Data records
** Begin **

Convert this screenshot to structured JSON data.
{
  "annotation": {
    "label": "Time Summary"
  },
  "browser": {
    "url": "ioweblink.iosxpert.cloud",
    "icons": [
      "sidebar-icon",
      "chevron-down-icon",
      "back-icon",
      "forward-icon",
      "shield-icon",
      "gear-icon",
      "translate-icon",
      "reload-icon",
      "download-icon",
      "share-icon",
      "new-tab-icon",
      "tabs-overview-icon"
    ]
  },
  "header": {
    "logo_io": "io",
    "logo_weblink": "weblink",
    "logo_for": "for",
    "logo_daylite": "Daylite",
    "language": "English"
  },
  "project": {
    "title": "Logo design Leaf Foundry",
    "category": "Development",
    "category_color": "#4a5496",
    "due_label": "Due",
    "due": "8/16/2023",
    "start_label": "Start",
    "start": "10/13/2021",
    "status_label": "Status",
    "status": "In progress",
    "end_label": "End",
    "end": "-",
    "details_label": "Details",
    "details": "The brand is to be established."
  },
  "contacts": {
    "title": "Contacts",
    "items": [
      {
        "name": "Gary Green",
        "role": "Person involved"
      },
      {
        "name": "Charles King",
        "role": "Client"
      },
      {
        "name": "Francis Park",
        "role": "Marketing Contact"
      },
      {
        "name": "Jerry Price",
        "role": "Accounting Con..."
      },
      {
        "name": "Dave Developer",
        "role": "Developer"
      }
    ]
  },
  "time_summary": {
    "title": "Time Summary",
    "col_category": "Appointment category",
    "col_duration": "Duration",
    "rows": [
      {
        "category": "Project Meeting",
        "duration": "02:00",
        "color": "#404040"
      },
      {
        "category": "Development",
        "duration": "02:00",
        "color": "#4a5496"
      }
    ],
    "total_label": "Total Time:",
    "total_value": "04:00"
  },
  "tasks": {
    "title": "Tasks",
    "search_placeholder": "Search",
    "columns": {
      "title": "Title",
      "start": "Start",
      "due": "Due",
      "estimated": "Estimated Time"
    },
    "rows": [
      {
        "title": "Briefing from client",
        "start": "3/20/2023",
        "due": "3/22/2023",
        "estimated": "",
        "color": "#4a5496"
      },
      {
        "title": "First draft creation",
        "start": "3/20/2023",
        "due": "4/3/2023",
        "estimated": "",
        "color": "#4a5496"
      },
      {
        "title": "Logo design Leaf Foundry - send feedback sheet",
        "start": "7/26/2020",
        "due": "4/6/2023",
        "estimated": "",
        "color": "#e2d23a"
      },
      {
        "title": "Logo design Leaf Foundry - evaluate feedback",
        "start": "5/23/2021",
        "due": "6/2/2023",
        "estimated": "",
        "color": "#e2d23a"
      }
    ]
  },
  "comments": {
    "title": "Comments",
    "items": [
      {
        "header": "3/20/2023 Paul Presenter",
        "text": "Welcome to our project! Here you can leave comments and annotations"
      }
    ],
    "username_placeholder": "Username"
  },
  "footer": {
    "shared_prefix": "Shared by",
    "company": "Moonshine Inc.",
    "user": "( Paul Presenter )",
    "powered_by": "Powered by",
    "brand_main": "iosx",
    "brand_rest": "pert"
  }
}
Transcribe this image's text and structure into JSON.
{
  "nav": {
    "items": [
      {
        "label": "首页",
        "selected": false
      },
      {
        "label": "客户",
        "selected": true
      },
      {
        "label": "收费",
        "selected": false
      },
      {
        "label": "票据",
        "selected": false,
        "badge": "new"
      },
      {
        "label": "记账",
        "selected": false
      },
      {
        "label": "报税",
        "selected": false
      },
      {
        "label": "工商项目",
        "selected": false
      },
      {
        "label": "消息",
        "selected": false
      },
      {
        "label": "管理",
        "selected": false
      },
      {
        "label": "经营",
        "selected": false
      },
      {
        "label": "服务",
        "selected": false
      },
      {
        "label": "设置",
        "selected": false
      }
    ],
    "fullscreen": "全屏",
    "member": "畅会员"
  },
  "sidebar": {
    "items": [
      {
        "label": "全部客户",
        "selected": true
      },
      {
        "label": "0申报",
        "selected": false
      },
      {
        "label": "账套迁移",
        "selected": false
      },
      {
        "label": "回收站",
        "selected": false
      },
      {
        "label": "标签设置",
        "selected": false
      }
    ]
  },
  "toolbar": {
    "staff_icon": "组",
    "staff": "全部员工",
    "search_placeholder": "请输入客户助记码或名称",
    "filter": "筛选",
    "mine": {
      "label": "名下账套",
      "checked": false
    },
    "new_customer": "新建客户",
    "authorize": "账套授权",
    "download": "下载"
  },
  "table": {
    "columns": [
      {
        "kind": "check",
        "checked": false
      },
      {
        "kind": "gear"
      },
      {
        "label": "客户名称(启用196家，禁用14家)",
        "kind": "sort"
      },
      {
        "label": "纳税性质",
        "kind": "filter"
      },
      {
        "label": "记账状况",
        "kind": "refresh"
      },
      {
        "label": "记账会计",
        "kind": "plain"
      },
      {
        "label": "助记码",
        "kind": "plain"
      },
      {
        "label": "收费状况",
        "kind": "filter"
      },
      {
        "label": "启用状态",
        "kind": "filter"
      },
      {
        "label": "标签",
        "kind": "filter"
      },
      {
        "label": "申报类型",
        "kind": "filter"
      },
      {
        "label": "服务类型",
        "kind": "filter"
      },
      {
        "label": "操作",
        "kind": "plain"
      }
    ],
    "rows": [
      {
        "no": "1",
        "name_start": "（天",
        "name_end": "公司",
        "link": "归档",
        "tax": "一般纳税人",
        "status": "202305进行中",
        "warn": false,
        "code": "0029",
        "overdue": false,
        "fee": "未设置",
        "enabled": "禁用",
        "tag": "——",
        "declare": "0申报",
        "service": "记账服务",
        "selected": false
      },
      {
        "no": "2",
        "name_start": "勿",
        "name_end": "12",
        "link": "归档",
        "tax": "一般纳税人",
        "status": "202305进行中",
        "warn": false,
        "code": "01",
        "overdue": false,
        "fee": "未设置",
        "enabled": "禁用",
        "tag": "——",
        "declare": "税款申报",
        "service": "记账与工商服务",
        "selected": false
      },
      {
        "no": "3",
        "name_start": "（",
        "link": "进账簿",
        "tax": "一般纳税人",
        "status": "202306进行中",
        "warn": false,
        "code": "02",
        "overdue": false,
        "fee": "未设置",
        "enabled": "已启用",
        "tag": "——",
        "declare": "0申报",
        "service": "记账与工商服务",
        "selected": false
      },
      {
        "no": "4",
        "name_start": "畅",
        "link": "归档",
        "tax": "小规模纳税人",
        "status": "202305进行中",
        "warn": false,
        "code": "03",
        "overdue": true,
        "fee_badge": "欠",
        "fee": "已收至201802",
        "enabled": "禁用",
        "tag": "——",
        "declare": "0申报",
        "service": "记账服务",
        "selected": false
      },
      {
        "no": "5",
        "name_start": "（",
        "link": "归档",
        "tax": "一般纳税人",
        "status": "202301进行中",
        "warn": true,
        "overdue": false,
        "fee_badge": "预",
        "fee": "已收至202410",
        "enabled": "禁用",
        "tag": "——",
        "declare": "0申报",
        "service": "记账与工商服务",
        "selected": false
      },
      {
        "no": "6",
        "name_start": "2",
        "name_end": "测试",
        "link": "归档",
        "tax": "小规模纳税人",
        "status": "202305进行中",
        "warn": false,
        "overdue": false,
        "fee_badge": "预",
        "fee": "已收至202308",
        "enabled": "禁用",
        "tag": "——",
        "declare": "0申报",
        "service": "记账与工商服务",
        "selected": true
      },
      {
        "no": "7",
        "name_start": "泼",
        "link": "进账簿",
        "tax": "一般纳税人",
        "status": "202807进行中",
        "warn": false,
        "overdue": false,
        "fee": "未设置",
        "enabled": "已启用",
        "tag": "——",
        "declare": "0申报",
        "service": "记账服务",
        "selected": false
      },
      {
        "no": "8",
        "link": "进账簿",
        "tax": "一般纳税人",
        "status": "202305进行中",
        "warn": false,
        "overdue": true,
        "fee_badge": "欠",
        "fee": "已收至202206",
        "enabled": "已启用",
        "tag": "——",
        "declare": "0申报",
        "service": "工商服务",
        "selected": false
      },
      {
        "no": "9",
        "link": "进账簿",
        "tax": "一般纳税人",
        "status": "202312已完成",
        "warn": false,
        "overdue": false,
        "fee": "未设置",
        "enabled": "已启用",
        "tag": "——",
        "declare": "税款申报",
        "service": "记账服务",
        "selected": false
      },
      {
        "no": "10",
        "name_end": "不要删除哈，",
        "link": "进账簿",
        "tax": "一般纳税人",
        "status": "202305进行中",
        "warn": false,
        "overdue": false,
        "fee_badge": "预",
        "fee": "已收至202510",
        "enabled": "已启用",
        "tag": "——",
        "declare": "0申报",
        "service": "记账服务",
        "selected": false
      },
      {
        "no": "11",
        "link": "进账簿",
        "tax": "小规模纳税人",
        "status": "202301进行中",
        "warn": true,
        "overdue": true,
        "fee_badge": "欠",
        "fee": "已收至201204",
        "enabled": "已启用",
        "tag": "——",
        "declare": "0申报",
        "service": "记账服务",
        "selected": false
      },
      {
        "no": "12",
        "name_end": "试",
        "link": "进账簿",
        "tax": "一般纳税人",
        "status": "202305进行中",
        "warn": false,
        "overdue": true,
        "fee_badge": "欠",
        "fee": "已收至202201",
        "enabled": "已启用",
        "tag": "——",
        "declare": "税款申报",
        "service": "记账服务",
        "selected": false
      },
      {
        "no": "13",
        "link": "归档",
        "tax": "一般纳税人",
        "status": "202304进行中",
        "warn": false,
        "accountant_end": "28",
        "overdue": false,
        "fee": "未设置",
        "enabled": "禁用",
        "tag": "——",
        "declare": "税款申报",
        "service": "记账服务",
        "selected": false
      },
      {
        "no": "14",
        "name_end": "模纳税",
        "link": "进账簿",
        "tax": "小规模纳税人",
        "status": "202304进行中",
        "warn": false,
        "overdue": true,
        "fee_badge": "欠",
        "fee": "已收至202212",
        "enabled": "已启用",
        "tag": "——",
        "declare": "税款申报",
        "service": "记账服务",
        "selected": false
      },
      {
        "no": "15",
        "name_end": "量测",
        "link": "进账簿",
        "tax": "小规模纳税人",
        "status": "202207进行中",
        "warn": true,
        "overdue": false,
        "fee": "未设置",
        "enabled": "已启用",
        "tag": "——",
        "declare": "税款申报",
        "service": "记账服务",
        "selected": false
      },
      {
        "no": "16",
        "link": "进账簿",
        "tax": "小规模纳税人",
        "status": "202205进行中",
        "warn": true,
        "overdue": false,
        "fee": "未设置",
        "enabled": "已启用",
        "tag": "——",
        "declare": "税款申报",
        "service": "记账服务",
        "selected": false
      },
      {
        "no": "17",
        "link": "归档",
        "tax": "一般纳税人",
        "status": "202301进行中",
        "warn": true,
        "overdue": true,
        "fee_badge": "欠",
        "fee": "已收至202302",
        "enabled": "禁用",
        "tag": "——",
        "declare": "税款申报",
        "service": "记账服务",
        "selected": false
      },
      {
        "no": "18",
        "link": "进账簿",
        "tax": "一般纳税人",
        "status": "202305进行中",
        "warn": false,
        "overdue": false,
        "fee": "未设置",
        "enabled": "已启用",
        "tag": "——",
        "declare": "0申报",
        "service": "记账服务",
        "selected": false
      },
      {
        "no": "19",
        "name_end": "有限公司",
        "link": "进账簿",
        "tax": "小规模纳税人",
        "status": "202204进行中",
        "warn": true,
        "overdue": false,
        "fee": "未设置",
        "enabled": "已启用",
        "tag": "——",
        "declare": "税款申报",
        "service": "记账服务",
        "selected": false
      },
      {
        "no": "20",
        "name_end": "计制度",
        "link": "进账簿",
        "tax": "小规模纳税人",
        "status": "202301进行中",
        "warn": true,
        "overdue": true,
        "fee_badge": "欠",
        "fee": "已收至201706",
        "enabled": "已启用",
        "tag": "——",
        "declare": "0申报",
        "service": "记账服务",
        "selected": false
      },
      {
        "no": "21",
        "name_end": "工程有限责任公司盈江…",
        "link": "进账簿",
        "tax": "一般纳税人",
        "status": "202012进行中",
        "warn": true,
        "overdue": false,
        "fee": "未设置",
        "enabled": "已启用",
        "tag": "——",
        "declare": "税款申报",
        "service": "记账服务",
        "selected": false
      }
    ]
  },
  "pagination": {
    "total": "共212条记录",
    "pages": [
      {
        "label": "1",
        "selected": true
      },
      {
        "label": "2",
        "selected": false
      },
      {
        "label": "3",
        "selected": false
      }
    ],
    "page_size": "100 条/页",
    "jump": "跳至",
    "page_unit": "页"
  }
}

** End **

Where a line holds "Developer", copy it out.

        "name": "Dave Developer",
        "role": "Developer"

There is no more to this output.